Sunday, January 2, 2022

Reruns

Movie: Blade Runner (Ridley Scott, 1982) (TCM).

Book: D.H. Lawrence, St. Mawr.

TV: Doctor Who: Eve of the Daleks (BBC America); Only Murders in the Building: To Protect and Serve; The Boy From 6B (Hulu). 

St. Mawr is a lumpy pudding of a novella, crammed with D.H. Lawrence's themes and obsessions. The title character is a handsome but temperamental stallion, threatened with being sold to a new owner, a woman who will geld him, before his current owner, also a woman, decides to take him to America, specifically to a ranch near Taos, New Mexico. It doesn't take much knowledge of Lawrence's biography to see the correspondence between the horse and the author. The latter wound up on a ranch near Taos owned by Mabel Dodge Luhan, a wealthy American woman whose experiences developing the ranch are reflected in a narrative aside near the end of the story. But the bulk of the story deals with the acquisition of the horse by Lou Witt, an American woman, and her husband, Rico, who inhabit the bright but empty society of postwar England. St. Mawr becomes a flash point in their marriage, which has grown stale and sexless. The situation gives Lawrence ample excuse to explore conflicts familiar to his readers: nature and civilization, men and women, race, class, national identity, and the like. In addition to Lou and Rico, there's Lou's middle-aged mother, who serves as a kind of cynical chorus, commenting on their marriage. There are also two grooms for the horses owned by the others: the part-Mexican, part-Navajo known as Phoenix (Lawrence's personal symbol) and the Welshman Lewis, who comes as part of the deal when St. Mawr is acquired by Lou and Rico; both provide their own commentary on the story's themes and events. Truth be told, St. Mawr is kind of a mess, but like most Lawrence stories it's larded with some extraordinary descriptions and narrative turns. 

The last time I watched Blade Runner on TV, about six years ago, it was on HBO, which was still showing the version of the film with a voice-over narrative and a "happy ending" that Warner Bros. demanded after poor box office response to the initial release. TCM, I'm happy to report, is now showing the so-called "Final Edit," which was put together with the director's approval in 2007. It's a darker version, but a truer one -- even to the editing out of some brand names like Pan Am that were defunct in 2019, when the film's action takes place. (Atari still remains, but maybe it was too hard to cut.) I miss a little of the whimsy involving Sebastian's "toys" -- we seem to have lost what I remember as a teddy-bear figure that bumps into things -- but the ending has more power to haunt. It also sets up Denis Villeneuve's 2017 sequel, Blade Runner 2049, much better.

[Annotated region listings]
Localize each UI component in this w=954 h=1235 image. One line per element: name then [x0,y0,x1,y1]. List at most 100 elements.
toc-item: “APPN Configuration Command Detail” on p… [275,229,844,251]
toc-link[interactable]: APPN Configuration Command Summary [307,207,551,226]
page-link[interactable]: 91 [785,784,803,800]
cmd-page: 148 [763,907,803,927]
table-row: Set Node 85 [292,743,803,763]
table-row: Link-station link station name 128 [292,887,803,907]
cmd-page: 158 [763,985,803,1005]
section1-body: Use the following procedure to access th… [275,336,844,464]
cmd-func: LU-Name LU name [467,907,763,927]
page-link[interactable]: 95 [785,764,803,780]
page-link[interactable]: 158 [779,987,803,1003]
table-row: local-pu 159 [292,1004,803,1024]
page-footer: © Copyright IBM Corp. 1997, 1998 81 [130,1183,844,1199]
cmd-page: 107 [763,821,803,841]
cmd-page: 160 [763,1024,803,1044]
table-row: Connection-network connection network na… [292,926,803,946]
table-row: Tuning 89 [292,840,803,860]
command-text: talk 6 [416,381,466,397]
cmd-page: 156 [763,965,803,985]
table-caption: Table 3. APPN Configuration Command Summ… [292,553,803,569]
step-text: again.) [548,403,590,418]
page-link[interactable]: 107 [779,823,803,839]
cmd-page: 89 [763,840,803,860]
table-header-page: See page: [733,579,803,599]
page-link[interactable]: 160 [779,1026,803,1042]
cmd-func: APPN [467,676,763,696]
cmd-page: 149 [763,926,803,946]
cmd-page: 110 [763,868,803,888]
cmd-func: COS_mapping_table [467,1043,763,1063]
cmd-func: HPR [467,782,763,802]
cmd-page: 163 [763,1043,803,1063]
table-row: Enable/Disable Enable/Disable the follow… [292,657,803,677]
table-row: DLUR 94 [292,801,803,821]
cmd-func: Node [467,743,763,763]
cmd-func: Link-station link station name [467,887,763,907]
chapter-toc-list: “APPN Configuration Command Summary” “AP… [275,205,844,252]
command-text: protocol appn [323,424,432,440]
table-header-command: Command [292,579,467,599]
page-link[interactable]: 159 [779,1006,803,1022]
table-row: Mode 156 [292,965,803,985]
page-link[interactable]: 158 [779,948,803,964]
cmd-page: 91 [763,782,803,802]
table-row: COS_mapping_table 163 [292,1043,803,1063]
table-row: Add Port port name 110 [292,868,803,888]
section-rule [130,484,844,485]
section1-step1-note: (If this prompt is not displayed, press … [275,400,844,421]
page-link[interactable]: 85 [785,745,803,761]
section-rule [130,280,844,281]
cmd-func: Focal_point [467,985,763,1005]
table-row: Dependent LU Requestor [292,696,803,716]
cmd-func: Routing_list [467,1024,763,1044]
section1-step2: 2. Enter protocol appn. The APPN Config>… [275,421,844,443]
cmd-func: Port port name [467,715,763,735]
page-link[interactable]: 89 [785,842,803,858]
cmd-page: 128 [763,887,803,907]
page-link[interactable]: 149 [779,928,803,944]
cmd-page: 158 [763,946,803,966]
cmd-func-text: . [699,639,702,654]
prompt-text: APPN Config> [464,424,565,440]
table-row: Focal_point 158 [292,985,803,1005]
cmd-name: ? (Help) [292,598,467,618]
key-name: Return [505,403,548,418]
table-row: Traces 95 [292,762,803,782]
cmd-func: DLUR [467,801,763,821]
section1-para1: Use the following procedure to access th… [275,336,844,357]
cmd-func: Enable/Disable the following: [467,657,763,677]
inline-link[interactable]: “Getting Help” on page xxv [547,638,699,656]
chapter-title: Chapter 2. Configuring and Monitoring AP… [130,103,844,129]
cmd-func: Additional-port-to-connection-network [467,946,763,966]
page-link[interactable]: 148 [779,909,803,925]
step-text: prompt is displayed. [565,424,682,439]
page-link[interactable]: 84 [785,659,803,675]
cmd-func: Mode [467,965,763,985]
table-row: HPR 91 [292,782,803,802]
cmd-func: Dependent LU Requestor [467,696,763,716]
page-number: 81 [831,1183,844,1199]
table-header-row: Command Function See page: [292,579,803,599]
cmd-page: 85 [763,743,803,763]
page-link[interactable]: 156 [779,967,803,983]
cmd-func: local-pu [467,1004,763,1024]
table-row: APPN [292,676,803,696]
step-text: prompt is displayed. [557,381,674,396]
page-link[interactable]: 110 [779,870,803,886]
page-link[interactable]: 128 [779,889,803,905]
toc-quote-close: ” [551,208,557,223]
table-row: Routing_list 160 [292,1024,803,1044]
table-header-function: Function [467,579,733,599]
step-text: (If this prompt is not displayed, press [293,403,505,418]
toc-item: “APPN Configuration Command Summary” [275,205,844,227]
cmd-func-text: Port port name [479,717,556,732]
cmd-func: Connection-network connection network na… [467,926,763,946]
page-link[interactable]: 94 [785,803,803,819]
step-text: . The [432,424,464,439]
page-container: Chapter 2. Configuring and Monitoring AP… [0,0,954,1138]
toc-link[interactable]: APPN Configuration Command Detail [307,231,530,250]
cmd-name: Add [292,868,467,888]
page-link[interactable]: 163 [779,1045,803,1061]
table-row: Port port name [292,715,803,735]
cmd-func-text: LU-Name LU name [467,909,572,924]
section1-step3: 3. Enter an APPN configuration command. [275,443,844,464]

(Written task): Please reproduce the part of the Reruns entry that begins at the words "Sunday, January 2, 2022" and stops after "From 6B (Hulu).".

(Solution to the exercise):
Sunday, January 2, 2022

Reruns

Movie: Blade Runner (Ridley Scott, 1982) (TCM).

Book: D.H. Lawrence, St. Mawr.

TV: Doctor Who: Eve of the Daleks (BBC America); Only Murders in the Building: To Protect and Serve; The Boy From 6B (Hulu).